Exercise requirements. Copy out the listing that follows, exactly, without its pictures.

## start

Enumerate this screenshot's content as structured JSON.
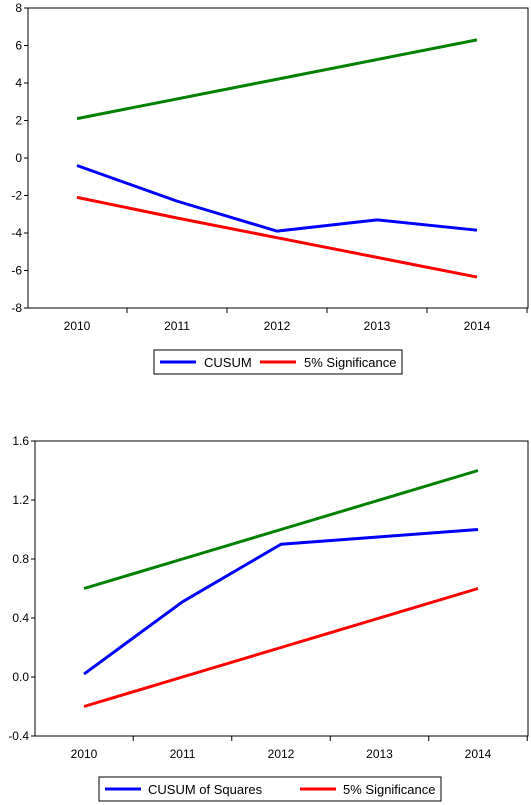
{
  "chart_data": [
    {
      "type": "line",
      "categories": [
        "2010",
        "2011",
        "2012",
        "2013",
        "2014"
      ],
      "ylim": [
        -8,
        8
      ],
      "yticks": [
        8,
        6,
        4,
        2,
        0,
        -2,
        -4,
        -6,
        -8
      ],
      "ytick_labels": [
        "8",
        "6",
        "4",
        "2",
        "0",
        "-2",
        "-4",
        "-6",
        "-8"
      ],
      "grid": false,
      "legend_position": "bottom-center",
      "series": [
        {
          "name": "CUSUM",
          "color": "#0000ff",
          "values": [
            -0.4,
            -2.3,
            -3.9,
            -3.3,
            -3.85
          ],
          "in_legend": true
        },
        {
          "name": "5% Significance",
          "color": "#ff0000",
          "values": [
            -2.1,
            -3.2,
            -4.25,
            -5.3,
            -6.35
          ],
          "in_legend": true
        },
        {
          "name": "",
          "color": "#008000",
          "values": [
            2.1,
            3.15,
            4.2,
            5.25,
            6.3
          ],
          "in_legend": false
        }
      ]
    },
    {
      "type": "line",
      "categories": [
        "2010",
        "2011",
        "2012",
        "2013",
        "2014"
      ],
      "ylim": [
        -0.4,
        1.6
      ],
      "yticks": [
        1.6,
        1.2,
        0.8,
        0.4,
        0.0,
        -0.4
      ],
      "ytick_labels": [
        "1.6",
        "1.2",
        "0.8",
        "0.4",
        "0.0",
        "-0.4"
      ],
      "grid": false,
      "legend_position": "bottom-center",
      "series": [
        {
          "name": "CUSUM of Squares",
          "color": "#0000ff",
          "values": [
            0.02,
            0.51,
            0.9,
            0.95,
            1.0
          ],
          "in_legend": true
        },
        {
          "name": "5% Significance",
          "color": "#ff0000",
          "values": [
            -0.2,
            0.0,
            0.2,
            0.4,
            0.6
          ],
          "in_legend": true
        },
        {
          "name": "",
          "color": "#008000",
          "values": [
            0.6,
            0.8,
            1.0,
            1.2,
            1.4
          ],
          "in_legend": false
        }
      ]
    }
  ]
}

## end

Exercise response.
Enumerate this screenshot's content as structured JSON.
{
  "chart_data": [
    {
      "type": "line",
      "categories": [
        "2010",
        "2011",
        "2012",
        "2013",
        "2014"
      ],
      "ylim": [
        -8,
        8
      ],
      "yticks": [
        8,
        6,
        4,
        2,
        0,
        -2,
        -4,
        -6,
        -8
      ],
      "ytick_labels": [
        "8",
        "6",
        "4",
        "2",
        "0",
        "-2",
        "-4",
        "-6",
        "-8"
      ],
      "grid": false,
      "legend_position": "bottom-center",
      "series": [
        {
          "name": "CUSUM",
          "color": "#0000ff",
          "values": [
            -0.4,
            -2.3,
            -3.9,
            -3.3,
            -3.85
          ],
          "in_legend": true
        },
        {
          "name": "5% Significance",
          "color": "#ff0000",
          "values": [
            -2.1,
            -3.2,
            -4.25,
            -5.3,
            -6.35
          ],
          "in_legend": true
        },
        {
          "name": "",
          "color": "#008000",
          "values": [
            2.1,
            3.15,
            4.2,
            5.25,
            6.3
          ],
          "in_legend": false
        }
      ]
    },
    {
      "type": "line",
      "categories": [
        "2010",
        "2011",
        "2012",
        "2013",
        "2014"
      ],
      "ylim": [
        -0.4,
        1.6
      ],
      "yticks": [
        1.6,
        1.2,
        0.8,
        0.4,
        0.0,
        -0.4
      ],
      "ytick_labels": [
        "1.6",
        "1.2",
        "0.8",
        "0.4",
        "0.0",
        "-0.4"
      ],
      "grid": false,
      "legend_position": "bottom-center",
      "series": [
        {
          "name": "CUSUM of Squares",
          "color": "#0000ff",
          "values": [
            0.02,
            0.51,
            0.9,
            0.95,
            1.0
          ],
          "in_legend": true
        },
        {
          "name": "5% Significance",
          "color": "#ff0000",
          "values": [
            -0.2,
            0.0,
            0.2,
            0.4,
            0.6
          ],
          "in_legend": true
        },
        {
          "name": "",
          "color": "#008000",
          "values": [
            0.6,
            0.8,
            1.0,
            1.2,
            1.4
          ],
          "in_legend": false
        }
      ]
    }
  ]
}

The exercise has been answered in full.